__What is required__. Copy each line below without leaving any out.

Dataset listings of figures:
--- Start ---

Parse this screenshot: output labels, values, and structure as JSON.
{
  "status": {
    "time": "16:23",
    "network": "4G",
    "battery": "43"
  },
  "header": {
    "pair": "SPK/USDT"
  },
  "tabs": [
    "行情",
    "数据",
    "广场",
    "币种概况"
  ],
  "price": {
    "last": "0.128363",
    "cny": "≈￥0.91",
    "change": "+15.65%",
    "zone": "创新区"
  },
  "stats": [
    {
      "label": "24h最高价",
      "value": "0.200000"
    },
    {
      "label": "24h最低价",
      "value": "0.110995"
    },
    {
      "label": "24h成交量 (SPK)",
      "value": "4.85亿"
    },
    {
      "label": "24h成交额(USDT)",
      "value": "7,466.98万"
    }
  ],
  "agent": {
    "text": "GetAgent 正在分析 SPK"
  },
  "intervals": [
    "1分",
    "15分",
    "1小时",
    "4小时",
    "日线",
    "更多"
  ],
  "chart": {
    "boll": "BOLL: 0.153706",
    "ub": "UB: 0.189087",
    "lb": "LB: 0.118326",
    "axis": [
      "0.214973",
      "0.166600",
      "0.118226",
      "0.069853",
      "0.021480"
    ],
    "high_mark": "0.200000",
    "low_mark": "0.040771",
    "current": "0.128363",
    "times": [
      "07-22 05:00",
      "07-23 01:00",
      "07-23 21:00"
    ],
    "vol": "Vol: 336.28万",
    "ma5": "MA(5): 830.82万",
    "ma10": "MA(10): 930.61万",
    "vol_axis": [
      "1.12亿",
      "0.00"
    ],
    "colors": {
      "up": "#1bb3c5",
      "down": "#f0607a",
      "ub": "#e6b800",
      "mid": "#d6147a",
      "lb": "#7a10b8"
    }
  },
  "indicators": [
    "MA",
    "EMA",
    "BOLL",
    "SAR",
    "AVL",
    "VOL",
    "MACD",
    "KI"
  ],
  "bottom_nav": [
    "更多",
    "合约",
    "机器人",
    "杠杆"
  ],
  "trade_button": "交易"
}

--- End ---

__Response to this exercise__.
Parse this screenshot: output labels, values, and structure as JSON.
{
  "status": {
    "time": "16:23",
    "network": "4G",
    "battery": "43"
  },
  "header": {
    "pair": "SPK/USDT"
  },
  "tabs": [
    "行情",
    "数据",
    "广场",
    "币种概况"
  ],
  "price": {
    "last": "0.128363",
    "cny": "≈￥0.91",
    "change": "+15.65%",
    "zone": "创新区"
  },
  "stats": [
    {
      "label": "24h最高价",
      "value": "0.200000"
    },
    {
      "label": "24h最低价",
      "value": "0.110995"
    },
    {
      "label": "24h成交量 (SPK)",
      "value": "4.85亿"
    },
    {
      "label": "24h成交额(USDT)",
      "value": "7,466.98万"
    }
  ],
  "agent": {
    "text": "GetAgent 正在分析 SPK"
  },
  "intervals": [
    "1分",
    "15分",
    "1小时",
    "4小时",
    "日线",
    "更多"
  ],
  "chart": {
    "boll": "BOLL: 0.153706",
    "ub": "UB: 0.189087",
    "lb": "LB: 0.118326",
    "axis": [
      "0.214973",
      "0.166600",
      "0.118226",
      "0.069853",
      "0.021480"
    ],
    "high_mark": "0.200000",
    "low_mark": "0.040771",
    "current": "0.128363",
    "times": [
      "07-22 05:00",
      "07-23 01:00",
      "07-23 21:00"
    ],
    "vol": "Vol: 336.28万",
    "ma5": "MA(5): 830.82万",
    "ma10": "MA(10): 930.61万",
    "vol_axis": [
      "1.12亿",
      "0.00"
    ],
    "colors": {
      "up": "#1bb3c5",
      "down": "#f0607a",
      "ub": "#e6b800",
      "mid": "#d6147a",
      "lb": "#7a10b8"
    }
  },
  "indicators": [
    "MA",
    "EMA",
    "BOLL",
    "SAR",
    "AVL",
    "VOL",
    "MACD",
    "KI"
  ],
  "bottom_nav": [
    "更多",
    "合约",
    "机器人",
    "杠杆"
  ],
  "trade_button": "交易"
}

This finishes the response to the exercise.